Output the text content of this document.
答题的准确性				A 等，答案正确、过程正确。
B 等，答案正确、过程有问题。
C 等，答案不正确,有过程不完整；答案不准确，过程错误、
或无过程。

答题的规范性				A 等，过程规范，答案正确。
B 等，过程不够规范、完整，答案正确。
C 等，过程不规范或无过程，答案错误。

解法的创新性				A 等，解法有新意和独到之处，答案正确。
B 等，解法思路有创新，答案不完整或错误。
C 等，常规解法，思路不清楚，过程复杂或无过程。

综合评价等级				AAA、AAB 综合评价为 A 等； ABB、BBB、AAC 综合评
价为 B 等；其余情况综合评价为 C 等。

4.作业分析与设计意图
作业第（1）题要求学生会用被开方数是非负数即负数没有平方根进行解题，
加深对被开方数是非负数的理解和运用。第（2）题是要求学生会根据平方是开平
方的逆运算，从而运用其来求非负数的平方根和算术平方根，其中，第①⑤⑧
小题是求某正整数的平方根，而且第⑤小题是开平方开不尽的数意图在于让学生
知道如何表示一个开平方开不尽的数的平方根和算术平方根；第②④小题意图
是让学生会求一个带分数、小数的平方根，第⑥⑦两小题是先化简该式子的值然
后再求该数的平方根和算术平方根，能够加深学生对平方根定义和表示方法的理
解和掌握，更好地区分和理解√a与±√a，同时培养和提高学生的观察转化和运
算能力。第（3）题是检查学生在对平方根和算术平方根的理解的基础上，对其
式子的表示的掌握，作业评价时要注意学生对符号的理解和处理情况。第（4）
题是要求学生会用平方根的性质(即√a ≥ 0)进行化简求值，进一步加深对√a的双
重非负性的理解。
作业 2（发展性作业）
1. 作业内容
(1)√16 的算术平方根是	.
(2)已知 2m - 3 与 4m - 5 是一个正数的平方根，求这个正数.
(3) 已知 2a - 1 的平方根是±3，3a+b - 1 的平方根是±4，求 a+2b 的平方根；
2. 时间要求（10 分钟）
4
* * *
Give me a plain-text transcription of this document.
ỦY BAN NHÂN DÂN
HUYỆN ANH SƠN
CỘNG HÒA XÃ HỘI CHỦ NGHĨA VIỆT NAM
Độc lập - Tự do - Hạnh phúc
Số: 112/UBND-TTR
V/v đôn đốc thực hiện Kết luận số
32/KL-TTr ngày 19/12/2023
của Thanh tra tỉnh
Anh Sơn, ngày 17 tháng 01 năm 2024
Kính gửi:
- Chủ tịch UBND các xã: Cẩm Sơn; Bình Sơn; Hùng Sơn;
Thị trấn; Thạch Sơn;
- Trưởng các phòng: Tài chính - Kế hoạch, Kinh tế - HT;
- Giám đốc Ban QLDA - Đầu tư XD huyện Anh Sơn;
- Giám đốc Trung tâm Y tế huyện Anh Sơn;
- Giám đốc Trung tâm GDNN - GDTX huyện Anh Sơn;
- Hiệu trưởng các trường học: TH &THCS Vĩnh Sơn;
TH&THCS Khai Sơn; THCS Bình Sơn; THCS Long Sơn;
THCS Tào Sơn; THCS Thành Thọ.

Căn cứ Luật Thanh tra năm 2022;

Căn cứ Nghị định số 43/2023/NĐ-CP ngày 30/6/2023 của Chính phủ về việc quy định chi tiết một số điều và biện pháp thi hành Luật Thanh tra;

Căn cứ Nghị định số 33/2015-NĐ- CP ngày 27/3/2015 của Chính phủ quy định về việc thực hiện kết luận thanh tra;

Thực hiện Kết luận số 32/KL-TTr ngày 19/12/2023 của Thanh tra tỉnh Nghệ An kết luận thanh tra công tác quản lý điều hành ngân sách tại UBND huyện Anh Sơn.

__TO DO__. Make a copy of each line that contains the string "tỉnh".

__SOLVED EXERCISE__.
của Thanh tra tỉnh
Thực hiện Kết luận số 32/KL-TTr ngày 19/12/2023 của Thanh tra tỉnh Nghệ An kết luận thanh tra công tác quản lý điều hành ngân sách tại UBND huyện Anh Sơn.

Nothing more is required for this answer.